▸ **工作說明**
從下方關於食管憩室的段落中，自「Zenker’s憩室一旦出現」開始，一直到「者常有惡病質,部分病例可能發生食管鱗癌。」為止，逐字照錄這段文字。

Zenker’s憩室一旦出現,其大小、癥狀、并發癥的發生率及嚴重程度均呈進行性加重,癥狀的出現可能與UES功能不全、并發憩室炎以及憩室過大而產生壓迫有關。早期癥狀表現為吞咽時咽部有異物感或梗阻感,并產生氣過水聲,隨著憩室的增大,出現咽下困難和食物反流。咽下的唾液及夜間的食物反流導致支氣管炎、肺炎、肺不張、肺膿腫等,呼吸時帶有口臭。憩室囊袋擴大并下垂至頸椎左側,在頸部可能觸及一個柔軟的腫塊。憩室還可壓迫喉返神經而出現聲音嘶啞,壓迫頸交感神經產生Horner綜合征。后期憩室繼續擴大可引起食管完全性梗阻,并發憩室炎、潰瘍、出血、穿孔,這類患者常有惡病質,部分病例可能發生食管鱗癌。
食管中段憩室為牽引性、真性憩室。憩室口大底小。囊袋可高于憩室頸部,由于其收縮排空良好,多數患者并無明顯癥狀,只是在做上消化道鋇餐或胃鏡檢查時才偶然發現。少數患者有咽下困難,憩室過大可能出現食管反流,也有可能出現反芻。并發憩室炎時有胸骨后疼痛、偶有穿孔、縱隔炎、縱隔膿腫或食管支氣管瘺等。

▸ **提供資料**
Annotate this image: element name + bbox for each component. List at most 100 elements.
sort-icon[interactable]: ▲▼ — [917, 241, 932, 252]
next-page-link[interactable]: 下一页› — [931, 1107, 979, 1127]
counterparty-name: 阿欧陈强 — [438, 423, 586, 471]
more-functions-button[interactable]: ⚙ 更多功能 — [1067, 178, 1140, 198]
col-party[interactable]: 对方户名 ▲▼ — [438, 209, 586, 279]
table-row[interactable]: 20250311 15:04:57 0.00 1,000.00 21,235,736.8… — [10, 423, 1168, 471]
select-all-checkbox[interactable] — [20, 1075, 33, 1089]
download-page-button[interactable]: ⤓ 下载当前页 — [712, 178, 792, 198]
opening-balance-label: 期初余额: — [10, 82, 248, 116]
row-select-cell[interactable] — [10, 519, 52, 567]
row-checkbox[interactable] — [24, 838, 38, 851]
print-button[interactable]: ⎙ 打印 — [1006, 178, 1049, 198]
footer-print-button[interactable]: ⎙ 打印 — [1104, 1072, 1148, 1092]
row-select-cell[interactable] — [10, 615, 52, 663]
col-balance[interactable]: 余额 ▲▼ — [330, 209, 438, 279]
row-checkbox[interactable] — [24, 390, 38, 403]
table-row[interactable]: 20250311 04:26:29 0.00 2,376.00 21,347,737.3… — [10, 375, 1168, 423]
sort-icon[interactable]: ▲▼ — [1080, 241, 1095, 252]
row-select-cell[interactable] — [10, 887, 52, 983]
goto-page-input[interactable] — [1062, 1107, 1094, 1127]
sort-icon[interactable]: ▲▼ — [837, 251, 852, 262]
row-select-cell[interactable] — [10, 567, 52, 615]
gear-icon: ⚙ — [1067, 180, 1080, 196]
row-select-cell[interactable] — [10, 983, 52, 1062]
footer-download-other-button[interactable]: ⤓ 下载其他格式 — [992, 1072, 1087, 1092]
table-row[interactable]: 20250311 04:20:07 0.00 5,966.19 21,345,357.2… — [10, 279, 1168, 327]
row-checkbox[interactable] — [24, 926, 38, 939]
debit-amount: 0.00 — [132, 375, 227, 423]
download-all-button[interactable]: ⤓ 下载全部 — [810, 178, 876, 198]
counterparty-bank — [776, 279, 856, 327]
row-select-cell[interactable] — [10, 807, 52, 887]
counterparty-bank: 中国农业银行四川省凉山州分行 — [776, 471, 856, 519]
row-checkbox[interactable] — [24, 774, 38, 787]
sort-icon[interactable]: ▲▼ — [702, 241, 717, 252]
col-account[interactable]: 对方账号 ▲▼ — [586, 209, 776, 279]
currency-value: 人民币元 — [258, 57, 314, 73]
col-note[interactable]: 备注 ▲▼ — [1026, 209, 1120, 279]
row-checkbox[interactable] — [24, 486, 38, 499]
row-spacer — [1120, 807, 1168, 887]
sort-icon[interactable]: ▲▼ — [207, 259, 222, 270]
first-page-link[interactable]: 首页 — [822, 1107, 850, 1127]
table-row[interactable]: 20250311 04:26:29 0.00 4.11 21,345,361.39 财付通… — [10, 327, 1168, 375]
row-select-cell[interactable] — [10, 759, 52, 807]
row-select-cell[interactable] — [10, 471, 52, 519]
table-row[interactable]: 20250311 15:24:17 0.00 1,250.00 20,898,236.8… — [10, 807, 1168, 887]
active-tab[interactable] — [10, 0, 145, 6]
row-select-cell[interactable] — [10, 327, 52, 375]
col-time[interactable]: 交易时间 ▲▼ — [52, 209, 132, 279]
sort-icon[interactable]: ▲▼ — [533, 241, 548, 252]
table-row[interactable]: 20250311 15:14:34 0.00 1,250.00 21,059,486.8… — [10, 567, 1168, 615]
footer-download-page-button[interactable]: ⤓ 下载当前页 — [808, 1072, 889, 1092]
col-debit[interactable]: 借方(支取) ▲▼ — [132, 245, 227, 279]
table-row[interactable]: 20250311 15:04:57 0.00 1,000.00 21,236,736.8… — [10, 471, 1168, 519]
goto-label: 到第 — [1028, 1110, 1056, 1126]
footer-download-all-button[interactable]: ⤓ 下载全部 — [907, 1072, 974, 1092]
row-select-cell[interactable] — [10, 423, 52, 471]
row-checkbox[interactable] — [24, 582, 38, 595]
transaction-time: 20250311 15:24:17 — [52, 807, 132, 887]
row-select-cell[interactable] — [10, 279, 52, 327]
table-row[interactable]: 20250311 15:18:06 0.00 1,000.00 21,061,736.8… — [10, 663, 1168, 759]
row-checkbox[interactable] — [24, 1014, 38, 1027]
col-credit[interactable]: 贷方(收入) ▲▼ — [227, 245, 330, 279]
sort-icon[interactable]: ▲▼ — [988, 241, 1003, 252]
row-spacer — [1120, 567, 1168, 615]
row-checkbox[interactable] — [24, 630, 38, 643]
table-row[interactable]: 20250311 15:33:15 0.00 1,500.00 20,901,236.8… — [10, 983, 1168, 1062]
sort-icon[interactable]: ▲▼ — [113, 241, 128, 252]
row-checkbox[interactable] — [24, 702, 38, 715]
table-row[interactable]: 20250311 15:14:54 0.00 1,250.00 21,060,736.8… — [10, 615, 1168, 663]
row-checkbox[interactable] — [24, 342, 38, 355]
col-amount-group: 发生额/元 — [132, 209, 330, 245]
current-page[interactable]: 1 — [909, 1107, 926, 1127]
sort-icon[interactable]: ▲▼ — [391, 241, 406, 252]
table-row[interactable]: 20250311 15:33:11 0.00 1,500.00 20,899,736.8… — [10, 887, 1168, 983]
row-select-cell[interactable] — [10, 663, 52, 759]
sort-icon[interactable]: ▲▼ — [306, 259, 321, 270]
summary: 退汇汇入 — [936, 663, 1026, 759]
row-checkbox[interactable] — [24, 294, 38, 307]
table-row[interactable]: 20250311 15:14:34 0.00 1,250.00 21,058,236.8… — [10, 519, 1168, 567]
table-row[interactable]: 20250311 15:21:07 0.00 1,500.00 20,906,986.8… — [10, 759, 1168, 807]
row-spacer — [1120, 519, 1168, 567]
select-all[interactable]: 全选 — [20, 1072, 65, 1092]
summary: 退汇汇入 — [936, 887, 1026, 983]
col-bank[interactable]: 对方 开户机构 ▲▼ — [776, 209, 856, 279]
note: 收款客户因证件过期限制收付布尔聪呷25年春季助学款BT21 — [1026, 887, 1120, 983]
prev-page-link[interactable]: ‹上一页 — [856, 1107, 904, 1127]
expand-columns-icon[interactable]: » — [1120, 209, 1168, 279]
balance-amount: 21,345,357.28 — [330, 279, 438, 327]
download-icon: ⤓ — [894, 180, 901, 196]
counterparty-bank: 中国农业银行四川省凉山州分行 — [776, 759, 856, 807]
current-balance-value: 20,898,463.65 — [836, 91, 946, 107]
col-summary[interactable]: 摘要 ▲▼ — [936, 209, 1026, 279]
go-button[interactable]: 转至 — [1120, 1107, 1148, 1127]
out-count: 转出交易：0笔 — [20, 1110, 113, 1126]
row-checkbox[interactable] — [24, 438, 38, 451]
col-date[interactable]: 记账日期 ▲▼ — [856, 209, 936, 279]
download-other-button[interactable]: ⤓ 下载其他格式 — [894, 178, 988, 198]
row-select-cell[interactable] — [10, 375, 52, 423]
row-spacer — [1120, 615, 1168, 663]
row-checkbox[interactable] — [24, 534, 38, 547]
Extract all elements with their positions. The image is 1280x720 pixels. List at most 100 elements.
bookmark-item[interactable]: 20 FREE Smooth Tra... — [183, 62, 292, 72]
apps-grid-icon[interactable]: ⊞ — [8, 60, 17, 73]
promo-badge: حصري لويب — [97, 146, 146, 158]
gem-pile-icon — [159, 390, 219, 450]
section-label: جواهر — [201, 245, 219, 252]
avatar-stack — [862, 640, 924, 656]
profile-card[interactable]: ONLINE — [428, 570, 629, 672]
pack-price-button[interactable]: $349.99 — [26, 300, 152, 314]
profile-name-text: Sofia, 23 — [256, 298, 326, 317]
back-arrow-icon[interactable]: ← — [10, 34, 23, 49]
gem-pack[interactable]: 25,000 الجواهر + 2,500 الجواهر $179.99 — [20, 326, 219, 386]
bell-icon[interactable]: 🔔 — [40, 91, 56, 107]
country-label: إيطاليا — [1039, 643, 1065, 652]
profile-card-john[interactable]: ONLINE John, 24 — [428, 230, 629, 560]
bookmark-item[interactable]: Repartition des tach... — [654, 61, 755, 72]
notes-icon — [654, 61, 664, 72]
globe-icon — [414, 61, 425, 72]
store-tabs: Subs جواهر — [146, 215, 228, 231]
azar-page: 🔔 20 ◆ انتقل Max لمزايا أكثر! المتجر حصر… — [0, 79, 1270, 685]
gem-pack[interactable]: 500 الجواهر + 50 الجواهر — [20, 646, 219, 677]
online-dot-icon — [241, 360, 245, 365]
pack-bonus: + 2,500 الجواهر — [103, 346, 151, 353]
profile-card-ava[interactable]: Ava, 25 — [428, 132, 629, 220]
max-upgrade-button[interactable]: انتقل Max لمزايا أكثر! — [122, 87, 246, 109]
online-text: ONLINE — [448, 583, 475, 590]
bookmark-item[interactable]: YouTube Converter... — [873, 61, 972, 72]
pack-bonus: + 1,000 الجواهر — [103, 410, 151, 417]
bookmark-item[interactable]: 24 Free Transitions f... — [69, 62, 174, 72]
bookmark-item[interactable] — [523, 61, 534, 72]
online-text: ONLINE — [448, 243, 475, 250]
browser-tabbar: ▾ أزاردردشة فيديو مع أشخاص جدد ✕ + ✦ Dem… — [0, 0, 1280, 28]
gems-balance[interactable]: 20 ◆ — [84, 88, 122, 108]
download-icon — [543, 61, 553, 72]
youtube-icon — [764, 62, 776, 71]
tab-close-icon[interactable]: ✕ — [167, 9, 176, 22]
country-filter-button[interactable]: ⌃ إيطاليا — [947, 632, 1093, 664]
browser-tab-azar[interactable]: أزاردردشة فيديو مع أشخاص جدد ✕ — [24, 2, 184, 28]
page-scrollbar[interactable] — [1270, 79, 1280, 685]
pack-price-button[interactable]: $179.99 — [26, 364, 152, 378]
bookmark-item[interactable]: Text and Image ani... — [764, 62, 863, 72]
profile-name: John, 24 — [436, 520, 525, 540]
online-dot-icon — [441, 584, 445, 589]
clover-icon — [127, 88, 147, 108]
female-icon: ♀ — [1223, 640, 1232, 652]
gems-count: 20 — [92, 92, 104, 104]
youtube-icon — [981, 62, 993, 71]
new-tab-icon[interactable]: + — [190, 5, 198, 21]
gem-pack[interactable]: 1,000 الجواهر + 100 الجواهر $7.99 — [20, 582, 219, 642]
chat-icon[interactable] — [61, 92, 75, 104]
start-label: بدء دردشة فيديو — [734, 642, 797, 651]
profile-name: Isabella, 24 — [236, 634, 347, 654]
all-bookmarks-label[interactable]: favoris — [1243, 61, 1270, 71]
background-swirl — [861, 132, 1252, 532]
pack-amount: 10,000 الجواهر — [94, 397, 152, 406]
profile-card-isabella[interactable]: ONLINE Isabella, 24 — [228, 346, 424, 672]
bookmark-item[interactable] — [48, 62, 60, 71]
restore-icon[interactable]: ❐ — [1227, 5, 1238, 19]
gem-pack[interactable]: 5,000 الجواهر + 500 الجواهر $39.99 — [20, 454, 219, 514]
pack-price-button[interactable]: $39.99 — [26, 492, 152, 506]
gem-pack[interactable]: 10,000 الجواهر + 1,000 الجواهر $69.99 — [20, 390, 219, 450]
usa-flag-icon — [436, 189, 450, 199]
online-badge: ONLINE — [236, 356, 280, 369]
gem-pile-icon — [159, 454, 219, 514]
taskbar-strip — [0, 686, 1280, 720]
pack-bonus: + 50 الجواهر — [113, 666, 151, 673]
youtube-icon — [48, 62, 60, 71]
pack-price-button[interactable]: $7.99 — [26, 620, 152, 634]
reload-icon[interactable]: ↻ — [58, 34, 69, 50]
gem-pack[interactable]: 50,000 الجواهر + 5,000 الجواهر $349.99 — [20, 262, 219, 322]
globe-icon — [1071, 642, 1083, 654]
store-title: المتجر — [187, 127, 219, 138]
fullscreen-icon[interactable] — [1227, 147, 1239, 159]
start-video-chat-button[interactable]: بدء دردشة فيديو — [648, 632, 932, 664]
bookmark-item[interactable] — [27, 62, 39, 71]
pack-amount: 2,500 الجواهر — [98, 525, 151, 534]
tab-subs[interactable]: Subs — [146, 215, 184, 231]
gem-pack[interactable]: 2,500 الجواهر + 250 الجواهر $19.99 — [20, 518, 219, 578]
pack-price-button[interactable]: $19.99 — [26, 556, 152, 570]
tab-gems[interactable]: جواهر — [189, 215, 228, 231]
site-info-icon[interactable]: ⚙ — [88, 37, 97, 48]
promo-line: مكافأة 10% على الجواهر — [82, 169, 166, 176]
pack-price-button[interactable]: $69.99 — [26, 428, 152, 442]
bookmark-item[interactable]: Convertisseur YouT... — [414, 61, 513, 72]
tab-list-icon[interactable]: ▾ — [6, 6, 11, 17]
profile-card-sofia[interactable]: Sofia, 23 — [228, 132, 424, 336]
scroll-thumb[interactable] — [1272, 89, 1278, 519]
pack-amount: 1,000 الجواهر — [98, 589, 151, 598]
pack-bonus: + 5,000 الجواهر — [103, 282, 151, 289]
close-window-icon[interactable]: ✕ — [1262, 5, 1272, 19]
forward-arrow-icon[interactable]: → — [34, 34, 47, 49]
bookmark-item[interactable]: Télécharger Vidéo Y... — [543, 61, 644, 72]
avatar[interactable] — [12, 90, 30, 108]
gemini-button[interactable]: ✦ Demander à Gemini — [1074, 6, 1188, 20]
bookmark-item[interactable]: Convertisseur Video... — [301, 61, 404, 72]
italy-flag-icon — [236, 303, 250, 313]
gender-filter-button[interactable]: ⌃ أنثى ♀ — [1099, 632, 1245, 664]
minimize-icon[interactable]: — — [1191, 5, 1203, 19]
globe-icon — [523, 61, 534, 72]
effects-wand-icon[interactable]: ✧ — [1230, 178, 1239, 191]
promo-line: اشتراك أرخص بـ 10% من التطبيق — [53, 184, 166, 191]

▸ **任務結果**
Zenker’s憩室一旦出現,其大小、癥狀、并發癥的發生率及嚴重程度均呈進行性加重,癥狀的出現可能與UES功能不全、并發憩室炎以及憩室過大而產生壓迫有關。早期癥狀表現為吞咽時咽部有異物感或梗阻感,并產生氣過水聲,隨著憩室的增大,出現咽下困難和食物反流。咽下的唾液及夜間的食物反流導致支氣管炎、肺炎、肺不張、肺膿腫等,呼吸時帶有口臭。憩室囊袋擴大并下垂至頸椎左側,在頸部可能觸及一個柔軟的腫塊。憩室還可壓迫喉返神經而出現聲音嘶啞,壓迫頸交感神經產生Horner綜合征。后期憩室繼續擴大可引起食管完全性梗阻,并發憩室炎、潰瘍、出血、穿孔,這類患者常有惡病質,部分病例可能發生食管鱗癌。